** STATED TASK **
Below is a block of records; repeat all of them exactly.

** MATERIAL FOR THIS TASK **
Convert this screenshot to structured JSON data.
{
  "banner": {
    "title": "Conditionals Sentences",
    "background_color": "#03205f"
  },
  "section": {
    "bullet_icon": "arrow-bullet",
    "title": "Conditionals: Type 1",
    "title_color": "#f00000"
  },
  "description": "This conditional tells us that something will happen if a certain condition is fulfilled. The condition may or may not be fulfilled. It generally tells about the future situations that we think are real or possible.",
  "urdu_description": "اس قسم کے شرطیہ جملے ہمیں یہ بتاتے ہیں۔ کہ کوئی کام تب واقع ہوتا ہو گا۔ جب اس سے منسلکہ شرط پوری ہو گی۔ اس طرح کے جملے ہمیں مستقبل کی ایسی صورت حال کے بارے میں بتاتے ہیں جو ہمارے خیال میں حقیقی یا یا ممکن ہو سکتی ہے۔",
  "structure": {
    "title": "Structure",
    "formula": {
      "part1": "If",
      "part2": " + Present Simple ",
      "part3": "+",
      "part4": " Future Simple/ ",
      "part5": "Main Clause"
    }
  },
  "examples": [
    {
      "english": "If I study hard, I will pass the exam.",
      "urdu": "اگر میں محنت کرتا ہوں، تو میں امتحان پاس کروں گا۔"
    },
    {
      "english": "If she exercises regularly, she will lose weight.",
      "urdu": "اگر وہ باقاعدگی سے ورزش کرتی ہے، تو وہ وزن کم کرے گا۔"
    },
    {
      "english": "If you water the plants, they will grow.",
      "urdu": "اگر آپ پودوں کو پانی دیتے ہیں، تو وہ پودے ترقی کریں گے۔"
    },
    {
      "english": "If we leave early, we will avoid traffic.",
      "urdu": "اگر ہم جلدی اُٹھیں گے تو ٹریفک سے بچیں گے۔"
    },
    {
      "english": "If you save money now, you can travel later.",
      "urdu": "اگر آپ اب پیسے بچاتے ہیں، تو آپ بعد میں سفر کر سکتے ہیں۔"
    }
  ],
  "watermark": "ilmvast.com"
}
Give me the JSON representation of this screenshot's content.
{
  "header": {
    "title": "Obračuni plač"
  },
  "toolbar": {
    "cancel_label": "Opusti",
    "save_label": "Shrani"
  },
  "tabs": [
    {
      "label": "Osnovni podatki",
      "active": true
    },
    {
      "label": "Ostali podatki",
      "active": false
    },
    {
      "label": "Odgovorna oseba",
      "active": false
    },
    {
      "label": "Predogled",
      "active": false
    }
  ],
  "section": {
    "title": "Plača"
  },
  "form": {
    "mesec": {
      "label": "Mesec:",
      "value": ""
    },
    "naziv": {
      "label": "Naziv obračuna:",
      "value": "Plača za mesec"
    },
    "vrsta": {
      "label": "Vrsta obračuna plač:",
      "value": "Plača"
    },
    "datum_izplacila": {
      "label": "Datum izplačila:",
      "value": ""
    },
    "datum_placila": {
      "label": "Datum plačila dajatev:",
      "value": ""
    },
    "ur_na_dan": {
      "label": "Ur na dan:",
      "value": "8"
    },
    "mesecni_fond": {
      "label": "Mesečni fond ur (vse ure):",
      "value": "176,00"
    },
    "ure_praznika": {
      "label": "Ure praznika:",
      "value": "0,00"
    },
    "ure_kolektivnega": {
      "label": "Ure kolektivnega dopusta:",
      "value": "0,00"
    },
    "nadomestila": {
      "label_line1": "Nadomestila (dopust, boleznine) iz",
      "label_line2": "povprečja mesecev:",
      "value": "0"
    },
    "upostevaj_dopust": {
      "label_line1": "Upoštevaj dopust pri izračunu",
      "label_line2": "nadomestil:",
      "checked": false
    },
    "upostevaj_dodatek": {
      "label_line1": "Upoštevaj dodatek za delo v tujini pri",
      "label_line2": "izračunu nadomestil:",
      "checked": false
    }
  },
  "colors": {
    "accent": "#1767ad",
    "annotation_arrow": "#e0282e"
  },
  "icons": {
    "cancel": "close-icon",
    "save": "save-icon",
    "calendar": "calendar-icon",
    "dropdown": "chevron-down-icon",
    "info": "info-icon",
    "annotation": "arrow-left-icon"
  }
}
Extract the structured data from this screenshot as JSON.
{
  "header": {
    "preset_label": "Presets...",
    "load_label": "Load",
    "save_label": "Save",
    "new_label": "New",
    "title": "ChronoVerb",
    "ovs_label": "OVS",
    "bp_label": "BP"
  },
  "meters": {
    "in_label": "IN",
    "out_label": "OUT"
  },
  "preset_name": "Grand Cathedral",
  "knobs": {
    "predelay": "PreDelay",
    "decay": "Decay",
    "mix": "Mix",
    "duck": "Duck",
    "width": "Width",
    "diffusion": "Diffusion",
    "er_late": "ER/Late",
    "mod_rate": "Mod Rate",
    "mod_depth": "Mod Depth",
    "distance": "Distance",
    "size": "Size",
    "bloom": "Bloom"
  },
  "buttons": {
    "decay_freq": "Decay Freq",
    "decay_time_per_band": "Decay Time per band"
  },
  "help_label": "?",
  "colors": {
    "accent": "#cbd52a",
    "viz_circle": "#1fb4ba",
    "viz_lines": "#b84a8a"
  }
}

** RESULT OF THIS TASK **
Convert this screenshot to structured JSON data.
{
  "banner": {
    "title": "Conditionals Sentences",
    "background_color": "#03205f"
  },
  "section": {
    "bullet_icon": "arrow-bullet",
    "title": "Conditionals: Type 1",
    "title_color": "#f00000"
  },
  "description": "This conditional tells us that something will happen if a certain condition is fulfilled. The condition may or may not be fulfilled. It generally tells about the future situations that we think are real or possible.",
  "urdu_description": "اس قسم کے شرطیہ جملے ہمیں یہ بتاتے ہیں۔ کہ کوئی کام تب واقع ہوتا ہو گا۔ جب اس سے منسلکہ شرط پوری ہو گی۔ اس طرح کے جملے ہمیں مستقبل کی ایسی صورت حال کے بارے میں بتاتے ہیں جو ہمارے خیال میں حقیقی یا یا ممکن ہو سکتی ہے۔",
  "structure": {
    "title": "Structure",
    "formula": {
      "part1": "If",
      "part2": " + Present Simple ",
      "part3": "+",
      "part4": " Future Simple/ ",
      "part5": "Main Clause"
    }
  },
  "examples": [
    {
      "english": "If I study hard, I will pass the exam.",
      "urdu": "اگر میں محنت کرتا ہوں، تو میں امتحان پاس کروں گا۔"
    },
    {
      "english": "If she exercises regularly, she will lose weight.",
      "urdu": "اگر وہ باقاعدگی سے ورزش کرتی ہے، تو وہ وزن کم کرے گا۔"
    },
    {
      "english": "If you water the plants, they will grow.",
      "urdu": "اگر آپ پودوں کو پانی دیتے ہیں، تو وہ پودے ترقی کریں گے۔"
    },
    {
      "english": "If we leave early, we will avoid traffic.",
      "urdu": "اگر ہم جلدی اُٹھیں گے تو ٹریفک سے بچیں گے۔"
    },
    {
      "english": "If you save money now, you can travel later.",
      "urdu": "اگر آپ اب پیسے بچاتے ہیں، تو آپ بعد میں سفر کر سکتے ہیں۔"
    }
  ],
  "watermark": "ilmvast.com"
}
Give me the JSON representation of this screenshot's content.
{
  "header": {
    "title": "Obračuni plač"
  },
  "toolbar": {
    "cancel_label": "Opusti",
    "save_label": "Shrani"
  },
  "tabs": [
    {
      "label": "Osnovni podatki",
      "active": true
    },
    {
      "label": "Ostali podatki",
      "active": false
    },
    {
      "label": "Odgovorna oseba",
      "active": false
    },
    {
      "label": "Predogled",
      "active": false
    }
  ],
  "section": {
    "title": "Plača"
  },
  "form": {
    "mesec": {
      "label": "Mesec:",
      "value": ""
    },
    "naziv": {
      "label": "Naziv obračuna:",
      "value": "Plača za mesec"
    },
    "vrsta": {
      "label": "Vrsta obračuna plač:",
      "value": "Plača"
    },
    "datum_izplacila": {
      "label": "Datum izplačila:",
      "value": ""
    },
    "datum_placila": {
      "label": "Datum plačila dajatev:",
      "value": ""
    },
    "ur_na_dan": {
      "label": "Ur na dan:",
      "value": "8"
    },
    "mesecni_fond": {
      "label": "Mesečni fond ur (vse ure):",
      "value": "176,00"
    },
    "ure_praznika": {
      "label": "Ure praznika:",
      "value": "0,00"
    },
    "ure_kolektivnega": {
      "label": "Ure kolektivnega dopusta:",
      "value": "0,00"
    },
    "nadomestila": {
      "label_line1": "Nadomestila (dopust, boleznine) iz",
      "label_line2": "povprečja mesecev:",
      "value": "0"
    },
    "upostevaj_dopust": {
      "label_line1": "Upoštevaj dopust pri izračunu",
      "label_line2": "nadomestil:",
      "checked": false
    },
    "upostevaj_dodatek": {
      "label_line1": "Upoštevaj dodatek za delo v tujini pri",
      "label_line2": "izračunu nadomestil:",
      "checked": false
    }
  },
  "colors": {
    "accent": "#1767ad",
    "annotation_arrow": "#e0282e"
  },
  "icons": {
    "cancel": "close-icon",
    "save": "save-icon",
    "calendar": "calendar-icon",
    "dropdown": "chevron-down-icon",
    "info": "info-icon",
    "annotation": "arrow-left-icon"
  }
}
Extract the structured data from this screenshot as JSON.
{
  "header": {
    "preset_label": "Presets...",
    "load_label": "Load",
    "save_label": "Save",
    "new_label": "New",
    "title": "ChronoVerb",
    "ovs_label": "OVS",
    "bp_label": "BP"
  },
  "meters": {
    "in_label": "IN",
    "out_label": "OUT"
  },
  "preset_name": "Grand Cathedral",
  "knobs": {
    "predelay": "PreDelay",
    "decay": "Decay",
    "mix": "Mix",
    "duck": "Duck",
    "width": "Width",
    "diffusion": "Diffusion",
    "er_late": "ER/Late",
    "mod_rate": "Mod Rate",
    "mod_depth": "Mod Depth",
    "distance": "Distance",
    "size": "Size",
    "bloom": "Bloom"
  },
  "buttons": {
    "decay_freq": "Decay Freq",
    "decay_time_per_band": "Decay Time per band"
  },
  "help_label": "?",
  "colors": {
    "accent": "#cbd52a",
    "viz_circle": "#1fb4ba",
    "viz_lines": "#b84a8a"
  }
}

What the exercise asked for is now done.